* **PROBLEM TO WORK ON**
Can the data below be echoed back word for word?

** Begin MATERIAL FOR THIS EXERCISE **

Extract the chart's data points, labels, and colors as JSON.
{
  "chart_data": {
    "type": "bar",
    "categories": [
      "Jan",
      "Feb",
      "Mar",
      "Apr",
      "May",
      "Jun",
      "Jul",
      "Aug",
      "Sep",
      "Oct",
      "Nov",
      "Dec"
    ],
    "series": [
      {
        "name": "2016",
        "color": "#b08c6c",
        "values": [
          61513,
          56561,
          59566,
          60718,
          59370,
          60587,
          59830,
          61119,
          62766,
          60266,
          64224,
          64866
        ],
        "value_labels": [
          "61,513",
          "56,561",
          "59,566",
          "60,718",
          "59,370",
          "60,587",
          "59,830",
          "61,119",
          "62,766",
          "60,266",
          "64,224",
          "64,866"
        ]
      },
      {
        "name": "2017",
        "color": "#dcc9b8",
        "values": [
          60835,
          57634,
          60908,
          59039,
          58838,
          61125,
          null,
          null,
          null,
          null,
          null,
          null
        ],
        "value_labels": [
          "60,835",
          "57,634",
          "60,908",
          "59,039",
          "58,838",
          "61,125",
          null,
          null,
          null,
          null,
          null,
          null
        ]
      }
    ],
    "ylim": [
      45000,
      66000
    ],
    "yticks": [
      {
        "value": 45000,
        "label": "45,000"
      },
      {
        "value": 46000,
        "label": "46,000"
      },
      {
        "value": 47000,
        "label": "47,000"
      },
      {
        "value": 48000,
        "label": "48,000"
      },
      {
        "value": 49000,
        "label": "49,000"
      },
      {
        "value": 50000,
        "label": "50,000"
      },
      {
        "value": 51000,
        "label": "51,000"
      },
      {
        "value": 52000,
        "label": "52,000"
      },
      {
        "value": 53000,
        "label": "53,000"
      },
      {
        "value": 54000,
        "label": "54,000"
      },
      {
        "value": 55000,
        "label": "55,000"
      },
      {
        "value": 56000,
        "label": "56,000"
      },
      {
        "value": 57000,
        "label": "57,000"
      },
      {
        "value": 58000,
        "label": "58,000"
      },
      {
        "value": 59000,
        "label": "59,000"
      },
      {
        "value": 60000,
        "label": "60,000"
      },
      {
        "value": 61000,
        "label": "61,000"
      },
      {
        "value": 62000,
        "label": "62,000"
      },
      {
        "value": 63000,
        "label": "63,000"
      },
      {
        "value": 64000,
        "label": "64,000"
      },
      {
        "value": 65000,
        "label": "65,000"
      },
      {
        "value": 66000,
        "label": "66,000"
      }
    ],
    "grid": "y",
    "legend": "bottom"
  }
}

** End MATERIAL FOR THIS EXERCISE **

* **ANSWER TO THE TASK**
Extract the chart's data points, labels, and colors as JSON.
{
  "chart_data": {
    "type": "bar",
    "categories": [
      "Jan",
      "Feb",
      "Mar",
      "Apr",
      "May",
      "Jun",
      "Jul",
      "Aug",
      "Sep",
      "Oct",
      "Nov",
      "Dec"
    ],
    "series": [
      {
        "name": "2016",
        "color": "#b08c6c",
        "values": [
          61513,
          56561,
          59566,
          60718,
          59370,
          60587,
          59830,
          61119,
          62766,
          60266,
          64224,
          64866
        ],
        "value_labels": [
          "61,513",
          "56,561",
          "59,566",
          "60,718",
          "59,370",
          "60,587",
          "59,830",
          "61,119",
          "62,766",
          "60,266",
          "64,224",
          "64,866"
        ]
      },
      {
        "name": "2017",
        "color": "#dcc9b8",
        "values": [
          60835,
          57634,
          60908,
          59039,
          58838,
          61125,
          null,
          null,
          null,
          null,
          null,
          null
        ],
        "value_labels": [
          "60,835",
          "57,634",
          "60,908",
          "59,039",
          "58,838",
          "61,125",
          null,
          null,
          null,
          null,
          null,
          null
        ]
      }
    ],
    "ylim": [
      45000,
      66000
    ],
    "yticks": [
      {
        "value": 45000,
        "label": "45,000"
      },
      {
        "value": 46000,
        "label": "46,000"
      },
      {
        "value": 47000,
        "label": "47,000"
      },
      {
        "value": 48000,
        "label": "48,000"
      },
      {
        "value": 49000,
        "label": "49,000"
      },
      {
        "value": 50000,
        "label": "50,000"
      },
      {
        "value": 51000,
        "label": "51,000"
      },
      {
        "value": 52000,
        "label": "52,000"
      },
      {
        "value": 53000,
        "label": "53,000"
      },
      {
        "value": 54000,
        "label": "54,000"
      },
      {
        "value": 55000,
        "label": "55,000"
      },
      {
        "value": 56000,
        "label": "56,000"
      },
      {
        "value": 57000,
        "label": "57,000"
      },
      {
        "value": 58000,
        "label": "58,000"
      },
      {
        "value": 59000,
        "label": "59,000"
      },
      {
        "value": 60000,
        "label": "60,000"
      },
      {
        "value": 61000,
        "label": "61,000"
      },
      {
        "value": 62000,
        "label": "62,000"
      },
      {
        "value": 63000,
        "label": "63,000"
      },
      {
        "value": 64000,
        "label": "64,000"
      },
      {
        "value": 65000,
        "label": "65,000"
      },
      {
        "value": 66000,
        "label": "66,000"
      }
    ],
    "grid": "y",
    "legend": "bottom"
  }
}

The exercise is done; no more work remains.